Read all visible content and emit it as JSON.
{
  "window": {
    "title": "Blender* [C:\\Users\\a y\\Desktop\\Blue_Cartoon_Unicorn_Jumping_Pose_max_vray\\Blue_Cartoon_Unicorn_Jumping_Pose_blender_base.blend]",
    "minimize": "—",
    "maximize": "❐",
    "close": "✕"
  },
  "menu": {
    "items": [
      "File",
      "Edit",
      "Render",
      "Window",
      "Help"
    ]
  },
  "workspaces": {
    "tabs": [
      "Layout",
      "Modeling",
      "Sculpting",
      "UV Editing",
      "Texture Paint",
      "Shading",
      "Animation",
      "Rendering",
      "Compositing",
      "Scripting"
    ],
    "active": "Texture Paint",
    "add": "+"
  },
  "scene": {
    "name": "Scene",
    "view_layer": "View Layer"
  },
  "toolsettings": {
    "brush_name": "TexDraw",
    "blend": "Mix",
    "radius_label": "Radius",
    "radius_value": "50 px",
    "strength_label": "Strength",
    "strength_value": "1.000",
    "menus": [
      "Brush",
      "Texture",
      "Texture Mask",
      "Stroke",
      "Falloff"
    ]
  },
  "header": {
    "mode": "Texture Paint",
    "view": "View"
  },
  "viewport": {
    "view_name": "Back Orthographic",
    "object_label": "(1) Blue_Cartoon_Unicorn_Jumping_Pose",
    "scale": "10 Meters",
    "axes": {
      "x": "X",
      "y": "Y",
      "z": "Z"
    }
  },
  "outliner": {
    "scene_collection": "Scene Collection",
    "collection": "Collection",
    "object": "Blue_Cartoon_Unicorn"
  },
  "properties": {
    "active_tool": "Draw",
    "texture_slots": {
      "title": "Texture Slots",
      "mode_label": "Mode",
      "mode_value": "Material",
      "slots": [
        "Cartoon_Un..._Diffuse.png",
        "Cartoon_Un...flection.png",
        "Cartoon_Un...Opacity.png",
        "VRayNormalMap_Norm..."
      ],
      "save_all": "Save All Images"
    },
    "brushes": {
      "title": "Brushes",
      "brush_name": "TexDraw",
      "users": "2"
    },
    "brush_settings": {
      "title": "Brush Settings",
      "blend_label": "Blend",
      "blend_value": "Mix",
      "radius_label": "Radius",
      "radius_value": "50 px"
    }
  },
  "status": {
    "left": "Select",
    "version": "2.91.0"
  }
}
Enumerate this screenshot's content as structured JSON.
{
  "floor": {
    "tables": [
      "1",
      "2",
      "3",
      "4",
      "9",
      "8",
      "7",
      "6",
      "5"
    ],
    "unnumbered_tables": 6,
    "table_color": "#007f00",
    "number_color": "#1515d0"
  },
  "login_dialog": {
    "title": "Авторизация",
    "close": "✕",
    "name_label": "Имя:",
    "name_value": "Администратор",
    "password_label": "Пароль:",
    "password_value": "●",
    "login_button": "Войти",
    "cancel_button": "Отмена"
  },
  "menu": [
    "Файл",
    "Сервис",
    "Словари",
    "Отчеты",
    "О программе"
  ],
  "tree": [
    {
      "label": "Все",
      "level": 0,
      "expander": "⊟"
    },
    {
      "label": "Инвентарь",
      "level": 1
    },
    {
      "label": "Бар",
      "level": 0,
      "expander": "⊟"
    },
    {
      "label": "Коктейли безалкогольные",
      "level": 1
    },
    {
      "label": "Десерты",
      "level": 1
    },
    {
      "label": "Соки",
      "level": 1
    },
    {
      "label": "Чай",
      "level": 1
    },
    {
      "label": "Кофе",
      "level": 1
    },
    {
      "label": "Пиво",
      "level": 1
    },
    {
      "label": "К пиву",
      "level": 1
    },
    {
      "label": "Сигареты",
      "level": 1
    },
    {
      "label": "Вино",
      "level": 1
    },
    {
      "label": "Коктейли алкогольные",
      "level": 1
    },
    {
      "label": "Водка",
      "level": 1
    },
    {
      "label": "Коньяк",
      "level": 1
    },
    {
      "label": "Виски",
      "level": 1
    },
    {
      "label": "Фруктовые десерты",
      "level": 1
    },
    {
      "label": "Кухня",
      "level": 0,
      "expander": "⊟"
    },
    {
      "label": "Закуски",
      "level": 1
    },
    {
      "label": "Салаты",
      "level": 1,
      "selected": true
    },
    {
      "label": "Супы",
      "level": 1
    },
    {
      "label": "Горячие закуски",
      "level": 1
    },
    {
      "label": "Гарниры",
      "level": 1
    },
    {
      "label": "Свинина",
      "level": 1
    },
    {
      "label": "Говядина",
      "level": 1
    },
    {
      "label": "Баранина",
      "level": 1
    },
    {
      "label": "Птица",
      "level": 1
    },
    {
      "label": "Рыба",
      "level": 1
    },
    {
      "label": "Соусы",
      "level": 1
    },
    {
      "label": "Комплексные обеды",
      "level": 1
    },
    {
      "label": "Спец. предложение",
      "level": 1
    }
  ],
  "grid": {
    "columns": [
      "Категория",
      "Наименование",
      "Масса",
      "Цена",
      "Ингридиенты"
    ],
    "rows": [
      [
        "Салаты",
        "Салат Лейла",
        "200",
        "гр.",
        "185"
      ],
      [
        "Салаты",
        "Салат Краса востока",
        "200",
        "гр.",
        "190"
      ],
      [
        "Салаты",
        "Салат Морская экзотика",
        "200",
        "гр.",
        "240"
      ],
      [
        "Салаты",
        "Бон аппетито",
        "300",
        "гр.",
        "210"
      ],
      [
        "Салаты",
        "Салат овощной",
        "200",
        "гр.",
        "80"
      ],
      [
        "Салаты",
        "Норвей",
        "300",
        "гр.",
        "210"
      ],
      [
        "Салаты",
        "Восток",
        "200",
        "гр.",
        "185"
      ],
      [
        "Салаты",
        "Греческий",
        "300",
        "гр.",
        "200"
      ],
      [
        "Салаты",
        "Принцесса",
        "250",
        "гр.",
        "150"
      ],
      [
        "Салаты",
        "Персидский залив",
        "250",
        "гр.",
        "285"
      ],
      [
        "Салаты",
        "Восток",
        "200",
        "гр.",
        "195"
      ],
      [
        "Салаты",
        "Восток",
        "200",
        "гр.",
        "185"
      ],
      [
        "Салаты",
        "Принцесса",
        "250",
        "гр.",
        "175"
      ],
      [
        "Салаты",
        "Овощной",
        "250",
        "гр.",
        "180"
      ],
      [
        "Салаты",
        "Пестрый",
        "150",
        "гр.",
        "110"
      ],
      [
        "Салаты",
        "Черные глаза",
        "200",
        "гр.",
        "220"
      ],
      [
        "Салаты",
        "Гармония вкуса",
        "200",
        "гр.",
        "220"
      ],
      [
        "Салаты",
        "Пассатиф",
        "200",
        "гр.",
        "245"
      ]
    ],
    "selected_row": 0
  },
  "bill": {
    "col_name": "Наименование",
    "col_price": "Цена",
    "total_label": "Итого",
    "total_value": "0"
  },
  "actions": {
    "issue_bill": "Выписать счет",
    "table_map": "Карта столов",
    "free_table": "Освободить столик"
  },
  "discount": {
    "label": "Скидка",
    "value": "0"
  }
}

——————————

• **What to do**:
Return each line of the data exactly as written above.

• **Complete output**:
Read all visible content and emit it as JSON.
{
  "window": {
    "title": "Blender* [C:\\Users\\a y\\Desktop\\Blue_Cartoon_Unicorn_Jumping_Pose_max_vray\\Blue_Cartoon_Unicorn_Jumping_Pose_blender_base.blend]",
    "minimize": "—",
    "maximize": "❐",
    "close": "✕"
  },
  "menu": {
    "items": [
      "File",
      "Edit",
      "Render",
      "Window",
      "Help"
    ]
  },
  "workspaces": {
    "tabs": [
      "Layout",
      "Modeling",
      "Sculpting",
      "UV Editing",
      "Texture Paint",
      "Shading",
      "Animation",
      "Rendering",
      "Compositing",
      "Scripting"
    ],
    "active": "Texture Paint",
    "add": "+"
  },
  "scene": {
    "name": "Scene",
    "view_layer": "View Layer"
  },
  "toolsettings": {
    "brush_name": "TexDraw",
    "blend": "Mix",
    "radius_label": "Radius",
    "radius_value": "50 px",
    "strength_label": "Strength",
    "strength_value": "1.000",
    "menus": [
      "Brush",
      "Texture",
      "Texture Mask",
      "Stroke",
      "Falloff"
    ]
  },
  "header": {
    "mode": "Texture Paint",
    "view": "View"
  },
  "viewport": {
    "view_name": "Back Orthographic",
    "object_label": "(1) Blue_Cartoon_Unicorn_Jumping_Pose",
    "scale": "10 Meters",
    "axes": {
      "x": "X",
      "y": "Y",
      "z": "Z"
    }
  },
  "outliner": {
    "scene_collection": "Scene Collection",
    "collection": "Collection",
    "object": "Blue_Cartoon_Unicorn"
  },
  "properties": {
    "active_tool": "Draw",
    "texture_slots": {
      "title": "Texture Slots",
      "mode_label": "Mode",
      "mode_value": "Material",
      "slots": [
        "Cartoon_Un..._Diffuse.png",
        "Cartoon_Un...flection.png",
        "Cartoon_Un...Opacity.png",
        "VRayNormalMap_Norm..."
      ],
      "save_all": "Save All Images"
    },
    "brushes": {
      "title": "Brushes",
      "brush_name": "TexDraw",
      "users": "2"
    },
    "brush_settings": {
      "title": "Brush Settings",
      "blend_label": "Blend",
      "blend_value": "Mix",
      "radius_label": "Radius",
      "radius_value": "50 px"
    }
  },
  "status": {
    "left": "Select",
    "version": "2.91.0"
  }
}
Enumerate this screenshot's content as structured JSON.
{
  "floor": {
    "tables": [
      "1",
      "2",
      "3",
      "4",
      "9",
      "8",
      "7",
      "6",
      "5"
    ],
    "unnumbered_tables": 6,
    "table_color": "#007f00",
    "number_color": "#1515d0"
  },
  "login_dialog": {
    "title": "Авторизация",
    "close": "✕",
    "name_label": "Имя:",
    "name_value": "Администратор",
    "password_label": "Пароль:",
    "password_value": "●",
    "login_button": "Войти",
    "cancel_button": "Отмена"
  },
  "menu": [
    "Файл",
    "Сервис",
    "Словари",
    "Отчеты",
    "О программе"
  ],
  "tree": [
    {
      "label": "Все",
      "level": 0,
      "expander": "⊟"
    },
    {
      "label": "Инвентарь",
      "level": 1
    },
    {
      "label": "Бар",
      "level": 0,
      "expander": "⊟"
    },
    {
      "label": "Коктейли безалкогольные",
      "level": 1
    },
    {
      "label": "Десерты",
      "level": 1
    },
    {
      "label": "Соки",
      "level": 1
    },
    {
      "label": "Чай",
      "level": 1
    },
    {
      "label": "Кофе",
      "level": 1
    },
    {
      "label": "Пиво",
      "level": 1
    },
    {
      "label": "К пиву",
      "level": 1
    },
    {
      "label": "Сигареты",
      "level": 1
    },
    {
      "label": "Вино",
      "level": 1
    },
    {
      "label": "Коктейли алкогольные",
      "level": 1
    },
    {
      "label": "Водка",
      "level": 1
    },
    {
      "label": "Коньяк",
      "level": 1
    },
    {
      "label": "Виски",
      "level": 1
    },
    {
      "label": "Фруктовые десерты",
      "level": 1
    },
    {
      "label": "Кухня",
      "level": 0,
      "expander": "⊟"
    },
    {
      "label": "Закуски",
      "level": 1
    },
    {
      "label": "Салаты",
      "level": 1,
      "selected": true
    },
    {
      "label": "Супы",
      "level": 1
    },
    {
      "label": "Горячие закуски",
      "level": 1
    },
    {
      "label": "Гарниры",
      "level": 1
    },
    {
      "label": "Свинина",
      "level": 1
    },
    {
      "label": "Говядина",
      "level": 1
    },
    {
      "label": "Баранина",
      "level": 1
    },
    {
      "label": "Птица",
      "level": 1
    },
    {
      "label": "Рыба",
      "level": 1
    },
    {
      "label": "Соусы",
      "level": 1
    },
    {
      "label": "Комплексные обеды",
      "level": 1
    },
    {
      "label": "Спец. предложение",
      "level": 1
    }
  ],
  "grid": {
    "columns": [
      "Категория",
      "Наименование",
      "Масса",
      "Цена",
      "Ингридиенты"
    ],
    "rows": [
      [
        "Салаты",
        "Салат Лейла",
        "200",
        "гр.",
        "185"
      ],
      [
        "Салаты",
        "Салат Краса востока",
        "200",
        "гр.",
        "190"
      ],
      [
        "Салаты",
        "Салат Морская экзотика",
        "200",
        "гр.",
        "240"
      ],
      [
        "Салаты",
        "Бон аппетито",
        "300",
        "гр.",
        "210"
      ],
      [
        "Салаты",
        "Салат овощной",
        "200",
        "гр.",
        "80"
      ],
      [
        "Салаты",
        "Норвей",
        "300",
        "гр.",
        "210"
      ],
      [
        "Салаты",
        "Восток",
        "200",
        "гр.",
        "185"
      ],
      [
        "Салаты",
        "Греческий",
        "300",
        "гр.",
        "200"
      ],
      [
        "Салаты",
        "Принцесса",
        "250",
        "гр.",
        "150"
      ],
      [
        "Салаты",
        "Персидский залив",
        "250",
        "гр.",
        "285"
      ],
      [
        "Салаты",
        "Восток",
        "200",
        "гр.",
        "195"
      ],
      [
        "Салаты",
        "Восток",
        "200",
        "гр.",
        "185"
      ],
      [
        "Салаты",
        "Принцесса",
        "250",
        "гр.",
        "175"
      ],
      [
        "Салаты",
        "Овощной",
        "250",
        "гр.",
        "180"
      ],
      [
        "Салаты",
        "Пестрый",
        "150",
        "гр.",
        "110"
      ],
      [
        "Салаты",
        "Черные глаза",
        "200",
        "гр.",
        "220"
      ],
      [
        "Салаты",
        "Гармония вкуса",
        "200",
        "гр.",
        "220"
      ],
      [
        "Салаты",
        "Пассатиф",
        "200",
        "гр.",
        "245"
      ]
    ],
    "selected_row": 0
  },
  "bill": {
    "col_name": "Наименование",
    "col_price": "Цена",
    "total_label": "Итого",
    "total_value": "0"
  },
  "actions": {
    "issue_bill": "Выписать счет",
    "table_map": "Карта столов",
    "free_table": "Освободить столик"
  },
  "discount": {
    "label": "Скидка",
    "value": "0"
  }
}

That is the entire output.